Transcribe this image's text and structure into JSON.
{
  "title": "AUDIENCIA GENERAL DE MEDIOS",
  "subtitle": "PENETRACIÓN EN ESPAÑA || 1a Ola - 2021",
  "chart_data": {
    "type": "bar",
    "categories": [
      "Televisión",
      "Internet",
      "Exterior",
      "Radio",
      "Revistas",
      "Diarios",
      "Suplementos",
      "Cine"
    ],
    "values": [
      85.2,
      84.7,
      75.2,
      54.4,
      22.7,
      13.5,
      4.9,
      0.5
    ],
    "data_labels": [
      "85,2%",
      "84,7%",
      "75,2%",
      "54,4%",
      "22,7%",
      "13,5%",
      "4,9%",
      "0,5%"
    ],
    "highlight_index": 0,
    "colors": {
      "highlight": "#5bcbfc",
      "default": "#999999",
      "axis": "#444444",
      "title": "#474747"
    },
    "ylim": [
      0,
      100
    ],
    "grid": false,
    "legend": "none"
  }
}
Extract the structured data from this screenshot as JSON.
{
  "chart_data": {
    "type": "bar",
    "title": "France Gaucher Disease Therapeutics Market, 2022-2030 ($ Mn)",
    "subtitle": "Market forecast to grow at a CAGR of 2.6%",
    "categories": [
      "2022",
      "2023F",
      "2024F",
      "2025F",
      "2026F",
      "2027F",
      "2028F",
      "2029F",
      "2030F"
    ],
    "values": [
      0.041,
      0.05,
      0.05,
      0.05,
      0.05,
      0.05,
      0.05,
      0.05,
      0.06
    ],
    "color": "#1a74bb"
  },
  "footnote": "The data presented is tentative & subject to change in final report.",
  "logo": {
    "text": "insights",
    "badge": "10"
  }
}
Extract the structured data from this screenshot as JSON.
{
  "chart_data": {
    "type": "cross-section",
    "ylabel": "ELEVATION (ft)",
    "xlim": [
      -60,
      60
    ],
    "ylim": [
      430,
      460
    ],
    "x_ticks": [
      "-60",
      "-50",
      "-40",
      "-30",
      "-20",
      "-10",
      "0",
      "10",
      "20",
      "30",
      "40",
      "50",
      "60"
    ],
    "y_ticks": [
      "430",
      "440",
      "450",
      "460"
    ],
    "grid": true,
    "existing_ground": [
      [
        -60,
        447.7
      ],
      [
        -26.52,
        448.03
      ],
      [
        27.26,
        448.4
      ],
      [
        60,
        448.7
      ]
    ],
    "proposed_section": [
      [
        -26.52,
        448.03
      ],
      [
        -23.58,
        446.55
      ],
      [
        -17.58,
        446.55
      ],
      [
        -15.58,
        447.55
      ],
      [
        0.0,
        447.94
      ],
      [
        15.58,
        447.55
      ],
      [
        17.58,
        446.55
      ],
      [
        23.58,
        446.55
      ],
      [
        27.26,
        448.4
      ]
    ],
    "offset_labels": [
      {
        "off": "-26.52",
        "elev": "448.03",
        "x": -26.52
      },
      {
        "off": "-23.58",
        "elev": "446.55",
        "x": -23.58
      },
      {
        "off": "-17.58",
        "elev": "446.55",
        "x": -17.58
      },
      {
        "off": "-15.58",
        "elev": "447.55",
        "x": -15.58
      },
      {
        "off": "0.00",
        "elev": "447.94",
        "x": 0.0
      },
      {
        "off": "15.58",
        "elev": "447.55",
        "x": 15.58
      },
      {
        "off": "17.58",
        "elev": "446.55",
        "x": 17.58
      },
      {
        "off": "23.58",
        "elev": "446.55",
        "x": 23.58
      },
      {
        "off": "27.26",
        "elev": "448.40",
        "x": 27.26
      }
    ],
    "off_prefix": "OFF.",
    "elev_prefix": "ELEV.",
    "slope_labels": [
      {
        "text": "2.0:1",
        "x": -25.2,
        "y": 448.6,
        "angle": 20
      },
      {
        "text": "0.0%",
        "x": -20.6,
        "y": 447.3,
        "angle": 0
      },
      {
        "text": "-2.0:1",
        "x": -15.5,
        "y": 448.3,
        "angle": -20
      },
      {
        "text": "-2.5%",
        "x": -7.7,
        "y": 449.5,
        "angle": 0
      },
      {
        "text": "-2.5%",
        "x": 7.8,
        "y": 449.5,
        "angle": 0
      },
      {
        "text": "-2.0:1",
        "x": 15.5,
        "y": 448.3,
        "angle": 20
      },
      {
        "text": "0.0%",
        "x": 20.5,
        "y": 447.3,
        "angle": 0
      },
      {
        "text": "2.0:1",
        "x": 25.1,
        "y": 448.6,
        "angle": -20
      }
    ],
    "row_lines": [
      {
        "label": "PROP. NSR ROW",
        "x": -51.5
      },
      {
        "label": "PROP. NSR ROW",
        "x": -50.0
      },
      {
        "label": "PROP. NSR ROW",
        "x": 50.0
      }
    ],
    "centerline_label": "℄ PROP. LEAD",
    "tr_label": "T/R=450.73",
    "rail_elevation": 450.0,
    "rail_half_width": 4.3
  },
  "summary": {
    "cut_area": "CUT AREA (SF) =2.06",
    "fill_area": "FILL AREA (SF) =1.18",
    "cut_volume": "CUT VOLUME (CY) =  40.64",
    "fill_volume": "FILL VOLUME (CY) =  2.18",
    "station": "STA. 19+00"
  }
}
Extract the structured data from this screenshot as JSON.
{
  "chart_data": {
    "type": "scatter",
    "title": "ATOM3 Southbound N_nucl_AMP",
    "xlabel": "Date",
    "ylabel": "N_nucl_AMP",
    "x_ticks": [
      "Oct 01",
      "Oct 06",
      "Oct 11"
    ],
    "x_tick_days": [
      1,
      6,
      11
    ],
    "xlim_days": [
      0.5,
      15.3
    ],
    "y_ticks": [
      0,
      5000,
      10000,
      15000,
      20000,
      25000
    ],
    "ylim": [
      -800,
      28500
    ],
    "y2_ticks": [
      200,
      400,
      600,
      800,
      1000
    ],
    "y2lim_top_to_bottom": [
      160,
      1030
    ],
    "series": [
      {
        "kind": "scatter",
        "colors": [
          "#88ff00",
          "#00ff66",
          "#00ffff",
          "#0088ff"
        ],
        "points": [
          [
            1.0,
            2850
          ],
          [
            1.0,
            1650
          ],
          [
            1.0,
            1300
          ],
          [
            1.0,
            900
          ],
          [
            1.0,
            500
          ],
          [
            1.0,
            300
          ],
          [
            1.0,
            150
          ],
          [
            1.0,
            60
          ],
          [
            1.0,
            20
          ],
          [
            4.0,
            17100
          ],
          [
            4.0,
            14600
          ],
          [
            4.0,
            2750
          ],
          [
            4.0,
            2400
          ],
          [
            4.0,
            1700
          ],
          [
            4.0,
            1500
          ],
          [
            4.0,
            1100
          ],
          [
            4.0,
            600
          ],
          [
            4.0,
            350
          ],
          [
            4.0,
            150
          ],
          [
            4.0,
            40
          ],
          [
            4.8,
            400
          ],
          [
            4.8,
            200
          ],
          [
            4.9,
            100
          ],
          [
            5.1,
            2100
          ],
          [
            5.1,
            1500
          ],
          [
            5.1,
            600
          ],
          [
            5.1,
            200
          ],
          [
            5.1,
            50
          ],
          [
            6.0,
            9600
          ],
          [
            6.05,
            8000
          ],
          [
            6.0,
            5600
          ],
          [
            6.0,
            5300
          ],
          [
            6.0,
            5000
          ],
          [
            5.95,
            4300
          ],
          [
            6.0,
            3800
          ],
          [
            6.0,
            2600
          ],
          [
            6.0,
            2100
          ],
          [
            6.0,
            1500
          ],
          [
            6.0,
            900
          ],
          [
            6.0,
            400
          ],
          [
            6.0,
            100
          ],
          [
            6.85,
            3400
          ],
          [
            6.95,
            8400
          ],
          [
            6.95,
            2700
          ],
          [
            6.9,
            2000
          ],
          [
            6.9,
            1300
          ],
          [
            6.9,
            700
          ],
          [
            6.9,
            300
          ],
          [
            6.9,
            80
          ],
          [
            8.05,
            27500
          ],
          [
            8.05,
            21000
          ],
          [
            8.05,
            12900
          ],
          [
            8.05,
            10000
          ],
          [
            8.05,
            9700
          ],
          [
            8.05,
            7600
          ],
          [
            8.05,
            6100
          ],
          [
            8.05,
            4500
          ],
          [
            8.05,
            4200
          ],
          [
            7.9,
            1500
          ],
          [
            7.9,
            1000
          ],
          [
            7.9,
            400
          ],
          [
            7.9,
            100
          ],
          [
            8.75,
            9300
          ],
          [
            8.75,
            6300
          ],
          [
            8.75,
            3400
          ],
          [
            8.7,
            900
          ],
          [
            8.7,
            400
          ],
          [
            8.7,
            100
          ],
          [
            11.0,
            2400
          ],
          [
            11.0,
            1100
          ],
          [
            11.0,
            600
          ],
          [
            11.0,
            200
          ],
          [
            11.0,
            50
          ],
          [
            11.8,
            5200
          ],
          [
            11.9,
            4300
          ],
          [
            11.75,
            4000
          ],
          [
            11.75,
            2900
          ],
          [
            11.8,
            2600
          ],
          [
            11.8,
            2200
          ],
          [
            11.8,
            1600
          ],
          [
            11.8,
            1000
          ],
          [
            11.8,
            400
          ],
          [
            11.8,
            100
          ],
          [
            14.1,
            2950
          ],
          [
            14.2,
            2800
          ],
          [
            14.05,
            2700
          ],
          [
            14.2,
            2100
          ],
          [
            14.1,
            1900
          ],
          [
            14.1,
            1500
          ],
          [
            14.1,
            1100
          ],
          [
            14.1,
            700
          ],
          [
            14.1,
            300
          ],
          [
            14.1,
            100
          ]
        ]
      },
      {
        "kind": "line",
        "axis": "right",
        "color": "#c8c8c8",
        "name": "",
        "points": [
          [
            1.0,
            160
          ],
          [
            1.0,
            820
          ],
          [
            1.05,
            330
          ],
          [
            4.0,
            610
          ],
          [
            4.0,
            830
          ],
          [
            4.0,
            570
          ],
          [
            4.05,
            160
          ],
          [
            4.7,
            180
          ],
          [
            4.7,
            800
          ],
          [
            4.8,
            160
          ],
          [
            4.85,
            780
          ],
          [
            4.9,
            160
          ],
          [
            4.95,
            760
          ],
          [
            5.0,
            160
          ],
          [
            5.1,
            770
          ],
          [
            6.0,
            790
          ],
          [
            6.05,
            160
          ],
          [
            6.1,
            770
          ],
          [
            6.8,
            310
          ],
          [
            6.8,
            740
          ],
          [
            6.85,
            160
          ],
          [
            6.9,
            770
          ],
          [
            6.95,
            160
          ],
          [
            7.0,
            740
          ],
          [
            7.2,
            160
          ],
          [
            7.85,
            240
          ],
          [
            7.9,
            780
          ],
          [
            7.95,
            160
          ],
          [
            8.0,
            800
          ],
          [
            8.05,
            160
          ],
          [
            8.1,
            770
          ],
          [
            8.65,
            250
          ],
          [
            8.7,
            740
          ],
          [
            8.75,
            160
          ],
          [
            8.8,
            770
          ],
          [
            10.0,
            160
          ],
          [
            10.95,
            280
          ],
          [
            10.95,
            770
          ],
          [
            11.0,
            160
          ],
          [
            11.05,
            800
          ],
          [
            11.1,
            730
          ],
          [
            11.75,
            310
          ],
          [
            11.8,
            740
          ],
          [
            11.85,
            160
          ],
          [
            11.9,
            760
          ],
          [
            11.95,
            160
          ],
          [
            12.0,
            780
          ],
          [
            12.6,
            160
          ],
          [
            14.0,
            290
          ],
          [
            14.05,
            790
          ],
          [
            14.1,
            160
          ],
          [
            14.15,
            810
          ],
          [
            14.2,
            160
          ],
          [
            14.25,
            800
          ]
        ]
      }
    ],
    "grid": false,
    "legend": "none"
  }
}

→ What to produce: Pull out all lines containing the word "VOLUME" from the entries above.

→ Correct result:
    "cut_volume": "CUT VOLUME (CY) =  40.64",
    "fill_volume": "FILL VOLUME (CY) =  2.18",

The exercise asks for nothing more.